# [To be done]
In the listing below, substitute "Oval shape" for every occurrence of "Ellipse shape", and leave everything else unchanged. Write the listing out again with the pictures left out.

Layout coordinate data
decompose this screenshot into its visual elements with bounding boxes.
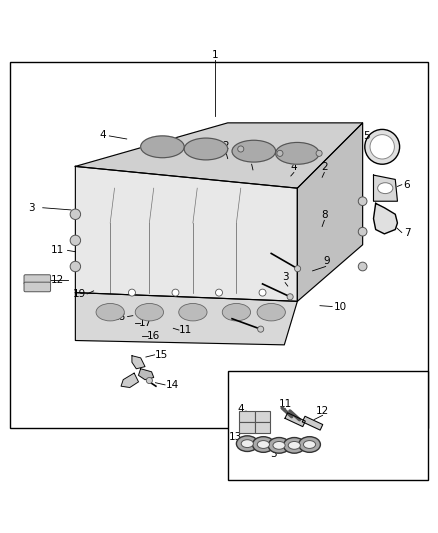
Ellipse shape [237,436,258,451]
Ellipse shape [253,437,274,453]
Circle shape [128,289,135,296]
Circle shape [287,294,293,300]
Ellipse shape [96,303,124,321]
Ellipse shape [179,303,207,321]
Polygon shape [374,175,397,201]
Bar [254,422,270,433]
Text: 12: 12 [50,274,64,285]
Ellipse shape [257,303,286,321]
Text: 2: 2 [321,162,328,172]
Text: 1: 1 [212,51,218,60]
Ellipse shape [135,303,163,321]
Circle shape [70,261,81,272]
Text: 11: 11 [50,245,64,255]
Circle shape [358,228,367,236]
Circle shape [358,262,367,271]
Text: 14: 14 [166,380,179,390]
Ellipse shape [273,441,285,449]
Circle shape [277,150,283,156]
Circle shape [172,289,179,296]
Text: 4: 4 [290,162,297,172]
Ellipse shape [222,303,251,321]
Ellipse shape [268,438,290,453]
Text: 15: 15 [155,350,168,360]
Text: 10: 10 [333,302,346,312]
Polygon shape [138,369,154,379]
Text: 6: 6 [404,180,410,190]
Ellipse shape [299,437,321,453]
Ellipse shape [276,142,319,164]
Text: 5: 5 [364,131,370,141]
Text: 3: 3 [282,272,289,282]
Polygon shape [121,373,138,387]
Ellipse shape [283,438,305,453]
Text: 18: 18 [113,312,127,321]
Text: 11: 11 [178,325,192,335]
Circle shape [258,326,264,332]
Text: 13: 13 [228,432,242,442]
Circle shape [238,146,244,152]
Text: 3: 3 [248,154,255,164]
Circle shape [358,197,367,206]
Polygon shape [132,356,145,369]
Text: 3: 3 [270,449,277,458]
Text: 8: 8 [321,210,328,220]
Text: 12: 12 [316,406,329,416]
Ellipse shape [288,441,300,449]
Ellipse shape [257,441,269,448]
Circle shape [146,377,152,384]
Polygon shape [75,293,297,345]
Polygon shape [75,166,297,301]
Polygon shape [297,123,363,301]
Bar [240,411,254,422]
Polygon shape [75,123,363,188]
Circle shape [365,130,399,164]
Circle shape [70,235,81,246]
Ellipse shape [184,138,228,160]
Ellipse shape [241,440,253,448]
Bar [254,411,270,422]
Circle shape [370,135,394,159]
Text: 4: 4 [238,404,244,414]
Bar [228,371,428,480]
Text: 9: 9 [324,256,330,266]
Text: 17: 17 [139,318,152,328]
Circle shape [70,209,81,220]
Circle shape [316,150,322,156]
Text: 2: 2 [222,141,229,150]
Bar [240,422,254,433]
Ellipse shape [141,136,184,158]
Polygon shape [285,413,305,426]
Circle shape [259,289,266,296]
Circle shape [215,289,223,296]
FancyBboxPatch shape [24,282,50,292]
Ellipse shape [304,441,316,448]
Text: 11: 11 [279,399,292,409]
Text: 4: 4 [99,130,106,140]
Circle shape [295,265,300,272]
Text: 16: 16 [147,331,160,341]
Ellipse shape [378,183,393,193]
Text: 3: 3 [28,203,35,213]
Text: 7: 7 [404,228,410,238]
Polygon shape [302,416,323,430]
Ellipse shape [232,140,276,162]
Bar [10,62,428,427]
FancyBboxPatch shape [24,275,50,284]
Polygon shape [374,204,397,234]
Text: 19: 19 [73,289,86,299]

# [Task result]
decompose this screenshot into its visual elements with bounding boxes.
Oval shape [237,436,258,451]
Oval shape [253,437,274,453]
Circle shape [128,289,135,296]
Circle shape [287,294,293,300]
Oval shape [96,303,124,321]
Oval shape [179,303,207,321]
Polygon shape [374,175,397,201]
Bar [254,422,270,433]
Text: 12: 12 [50,274,64,285]
Oval shape [257,303,286,321]
Text: 2: 2 [321,162,328,172]
Text: 1: 1 [212,51,218,60]
Oval shape [135,303,163,321]
Circle shape [70,261,81,272]
Text: 11: 11 [50,245,64,255]
Circle shape [358,228,367,236]
Circle shape [358,262,367,271]
Text: 14: 14 [166,380,179,390]
Oval shape [273,441,285,449]
Circle shape [277,150,283,156]
Circle shape [172,289,179,296]
Text: 4: 4 [290,162,297,172]
Oval shape [222,303,251,321]
Oval shape [268,438,290,453]
Text: 15: 15 [155,350,168,360]
Text: 10: 10 [333,302,346,312]
Polygon shape [138,369,154,379]
Text: 6: 6 [404,180,410,190]
Oval shape [299,437,321,453]
Oval shape [276,142,319,164]
Text: 5: 5 [364,131,370,141]
Text: 3: 3 [282,272,289,282]
Polygon shape [121,373,138,387]
Oval shape [283,438,305,453]
Text: 18: 18 [113,312,127,321]
Text: 11: 11 [178,325,192,335]
Circle shape [258,326,264,332]
Text: 13: 13 [228,432,242,442]
Circle shape [238,146,244,152]
Text: 3: 3 [248,154,255,164]
Circle shape [358,197,367,206]
Polygon shape [132,356,145,369]
Text: 3: 3 [270,449,277,458]
Text: 8: 8 [321,210,328,220]
Text: 12: 12 [316,406,329,416]
Oval shape [288,441,300,449]
Oval shape [257,441,269,448]
Circle shape [146,377,152,384]
Polygon shape [75,293,297,345]
Polygon shape [75,166,297,301]
Polygon shape [297,123,363,301]
Bar [240,411,254,422]
Polygon shape [75,123,363,188]
Circle shape [365,130,399,164]
Circle shape [70,235,81,246]
Oval shape [184,138,228,160]
Oval shape [241,440,253,448]
Bar [254,411,270,422]
Circle shape [370,135,394,159]
Text: 4: 4 [238,404,244,414]
Bar [228,371,428,480]
Text: 9: 9 [324,256,330,266]
Text: 17: 17 [139,318,152,328]
Circle shape [70,209,81,220]
Circle shape [316,150,322,156]
Text: 2: 2 [222,141,229,150]
Bar [240,422,254,433]
Oval shape [141,136,184,158]
Polygon shape [285,413,305,426]
Circle shape [259,289,266,296]
Circle shape [215,289,223,296]
FancyBboxPatch shape [24,282,50,292]
Oval shape [304,441,316,448]
Text: 11: 11 [279,399,292,409]
Text: 4: 4 [99,130,106,140]
Circle shape [295,265,300,272]
Text: 16: 16 [147,331,160,341]
Oval shape [378,183,393,193]
Text: 3: 3 [28,203,35,213]
Text: 7: 7 [404,228,410,238]
Polygon shape [302,416,323,430]
Oval shape [232,140,276,162]
Bar [10,62,428,427]
FancyBboxPatch shape [24,275,50,284]
Polygon shape [374,204,397,234]
Text: 19: 19 [73,289,86,299]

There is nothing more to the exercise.